━━━ Dataset extract ━━━
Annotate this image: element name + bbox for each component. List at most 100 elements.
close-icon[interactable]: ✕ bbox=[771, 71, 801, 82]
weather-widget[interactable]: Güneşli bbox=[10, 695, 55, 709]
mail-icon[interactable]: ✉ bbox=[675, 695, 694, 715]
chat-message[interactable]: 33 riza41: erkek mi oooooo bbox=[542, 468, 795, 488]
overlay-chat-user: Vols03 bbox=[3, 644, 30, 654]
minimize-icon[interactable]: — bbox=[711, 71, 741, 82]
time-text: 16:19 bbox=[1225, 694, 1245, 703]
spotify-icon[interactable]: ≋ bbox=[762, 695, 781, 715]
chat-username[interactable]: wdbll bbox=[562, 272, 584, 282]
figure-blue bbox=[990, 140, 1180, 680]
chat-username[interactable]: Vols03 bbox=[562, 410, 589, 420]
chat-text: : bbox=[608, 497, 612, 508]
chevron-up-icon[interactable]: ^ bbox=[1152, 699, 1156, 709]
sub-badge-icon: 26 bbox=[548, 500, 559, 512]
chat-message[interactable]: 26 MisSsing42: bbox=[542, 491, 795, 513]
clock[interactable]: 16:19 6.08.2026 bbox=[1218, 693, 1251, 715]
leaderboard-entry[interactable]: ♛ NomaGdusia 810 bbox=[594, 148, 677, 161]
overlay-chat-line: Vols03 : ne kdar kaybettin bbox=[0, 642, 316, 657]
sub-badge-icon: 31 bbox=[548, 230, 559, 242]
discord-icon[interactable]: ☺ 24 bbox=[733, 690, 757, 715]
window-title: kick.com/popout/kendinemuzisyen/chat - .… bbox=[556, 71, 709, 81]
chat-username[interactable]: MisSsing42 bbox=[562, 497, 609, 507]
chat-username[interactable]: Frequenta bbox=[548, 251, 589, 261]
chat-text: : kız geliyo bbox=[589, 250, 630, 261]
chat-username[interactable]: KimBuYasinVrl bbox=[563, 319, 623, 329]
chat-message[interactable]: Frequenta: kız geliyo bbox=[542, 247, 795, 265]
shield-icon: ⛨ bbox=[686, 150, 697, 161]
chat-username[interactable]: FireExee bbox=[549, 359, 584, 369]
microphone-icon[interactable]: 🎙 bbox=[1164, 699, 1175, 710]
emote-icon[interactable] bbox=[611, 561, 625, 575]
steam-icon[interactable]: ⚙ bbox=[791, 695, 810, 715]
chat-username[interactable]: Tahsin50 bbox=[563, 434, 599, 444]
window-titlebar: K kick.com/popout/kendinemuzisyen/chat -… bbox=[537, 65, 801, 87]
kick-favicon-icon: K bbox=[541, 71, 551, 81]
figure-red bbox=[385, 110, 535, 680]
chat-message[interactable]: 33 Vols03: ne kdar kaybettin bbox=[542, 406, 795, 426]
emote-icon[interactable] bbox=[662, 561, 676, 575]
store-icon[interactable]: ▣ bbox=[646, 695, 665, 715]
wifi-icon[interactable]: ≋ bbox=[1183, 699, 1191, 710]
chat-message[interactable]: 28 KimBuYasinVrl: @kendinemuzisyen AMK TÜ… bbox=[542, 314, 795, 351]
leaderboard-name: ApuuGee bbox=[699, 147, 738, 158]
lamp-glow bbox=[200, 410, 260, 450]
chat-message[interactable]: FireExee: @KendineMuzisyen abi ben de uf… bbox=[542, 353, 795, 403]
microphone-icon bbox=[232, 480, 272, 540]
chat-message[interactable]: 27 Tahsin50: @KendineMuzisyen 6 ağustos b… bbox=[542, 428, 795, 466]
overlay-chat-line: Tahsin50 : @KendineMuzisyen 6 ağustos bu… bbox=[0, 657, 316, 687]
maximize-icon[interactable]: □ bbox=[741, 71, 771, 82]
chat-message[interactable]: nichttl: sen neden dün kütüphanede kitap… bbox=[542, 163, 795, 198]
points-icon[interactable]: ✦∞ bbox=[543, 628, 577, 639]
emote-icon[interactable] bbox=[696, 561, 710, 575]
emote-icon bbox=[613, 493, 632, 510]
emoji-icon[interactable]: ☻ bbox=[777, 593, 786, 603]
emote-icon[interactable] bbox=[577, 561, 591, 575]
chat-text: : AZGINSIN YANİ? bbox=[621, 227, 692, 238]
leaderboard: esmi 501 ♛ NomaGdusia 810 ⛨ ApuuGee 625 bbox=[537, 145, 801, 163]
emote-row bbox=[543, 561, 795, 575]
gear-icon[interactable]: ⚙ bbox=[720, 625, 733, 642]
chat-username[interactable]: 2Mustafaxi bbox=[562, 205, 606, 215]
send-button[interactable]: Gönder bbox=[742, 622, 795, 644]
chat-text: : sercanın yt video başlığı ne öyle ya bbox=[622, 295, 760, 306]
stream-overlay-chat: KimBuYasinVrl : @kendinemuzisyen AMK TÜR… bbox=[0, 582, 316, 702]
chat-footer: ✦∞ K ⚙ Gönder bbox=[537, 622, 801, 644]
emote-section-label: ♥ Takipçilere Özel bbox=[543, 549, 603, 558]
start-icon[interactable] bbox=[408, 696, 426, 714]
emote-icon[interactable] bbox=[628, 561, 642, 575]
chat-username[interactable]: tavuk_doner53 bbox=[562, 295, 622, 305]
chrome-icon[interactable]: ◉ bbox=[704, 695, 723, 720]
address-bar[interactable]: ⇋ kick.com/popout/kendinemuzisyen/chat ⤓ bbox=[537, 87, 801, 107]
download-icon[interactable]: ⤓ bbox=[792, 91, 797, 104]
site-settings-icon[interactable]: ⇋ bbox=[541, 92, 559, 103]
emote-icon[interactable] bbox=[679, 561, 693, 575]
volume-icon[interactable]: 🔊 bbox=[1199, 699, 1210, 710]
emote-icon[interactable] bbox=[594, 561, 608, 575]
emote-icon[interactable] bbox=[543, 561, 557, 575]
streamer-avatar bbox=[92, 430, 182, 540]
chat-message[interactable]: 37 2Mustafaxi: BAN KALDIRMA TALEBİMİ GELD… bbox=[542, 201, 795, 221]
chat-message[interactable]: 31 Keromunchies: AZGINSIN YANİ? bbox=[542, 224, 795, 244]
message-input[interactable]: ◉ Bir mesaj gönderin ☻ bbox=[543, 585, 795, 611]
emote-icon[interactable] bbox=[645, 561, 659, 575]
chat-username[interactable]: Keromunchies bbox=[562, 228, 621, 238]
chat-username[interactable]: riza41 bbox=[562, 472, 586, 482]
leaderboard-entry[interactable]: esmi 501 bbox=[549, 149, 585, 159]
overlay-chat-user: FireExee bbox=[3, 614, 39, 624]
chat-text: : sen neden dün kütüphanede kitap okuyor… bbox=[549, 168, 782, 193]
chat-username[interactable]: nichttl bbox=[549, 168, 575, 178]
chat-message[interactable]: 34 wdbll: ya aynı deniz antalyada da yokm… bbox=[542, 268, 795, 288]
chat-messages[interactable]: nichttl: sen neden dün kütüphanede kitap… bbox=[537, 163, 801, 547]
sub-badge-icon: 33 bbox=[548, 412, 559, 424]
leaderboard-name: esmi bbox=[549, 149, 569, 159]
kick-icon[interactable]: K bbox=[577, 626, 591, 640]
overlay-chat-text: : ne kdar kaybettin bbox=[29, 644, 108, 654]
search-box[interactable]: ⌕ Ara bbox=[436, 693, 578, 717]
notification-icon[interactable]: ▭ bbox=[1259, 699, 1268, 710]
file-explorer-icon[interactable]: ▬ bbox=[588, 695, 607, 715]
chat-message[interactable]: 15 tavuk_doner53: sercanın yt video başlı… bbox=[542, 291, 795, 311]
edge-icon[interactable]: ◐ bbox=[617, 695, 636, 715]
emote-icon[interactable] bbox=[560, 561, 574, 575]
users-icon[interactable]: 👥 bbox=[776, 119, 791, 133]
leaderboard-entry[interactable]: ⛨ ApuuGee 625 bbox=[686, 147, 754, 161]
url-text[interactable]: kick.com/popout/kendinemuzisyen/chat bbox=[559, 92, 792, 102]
━━━
━━━ Dataset extract ━━━
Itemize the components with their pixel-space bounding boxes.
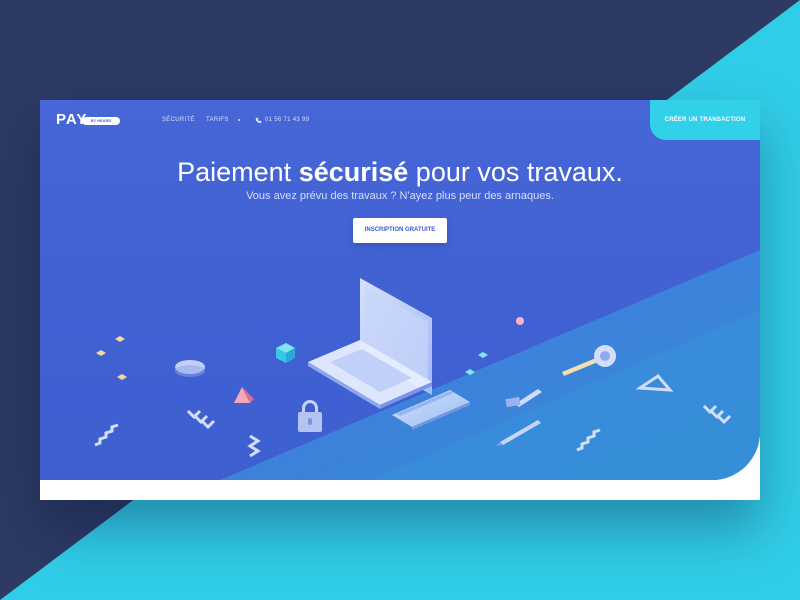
━━━
Edit the lines of the material from the line with "Annotate this image: element" to the line with "minimize-icon[interactable]: — bbox=[711, 71, 741, 82]", swapping "weather-widget" for "weather-panel" and keeping everything else in those lines the same. Give only those lines.

Annotate this image: element name + bbox for each component. List at most 100 elements.
close-icon[interactable]: ✕ bbox=[771, 71, 801, 82]
weather-panel[interactable]: Güneşli bbox=[10, 695, 55, 709]
mail-icon[interactable]: ✉ bbox=[675, 695, 694, 715]
chat-message[interactable]: 33 riza41: erkek mi oooooo bbox=[542, 468, 795, 488]
overlay-chat-user: Vols03 bbox=[3, 644, 30, 654]
minimize-icon[interactable]: — bbox=[711, 71, 741, 82]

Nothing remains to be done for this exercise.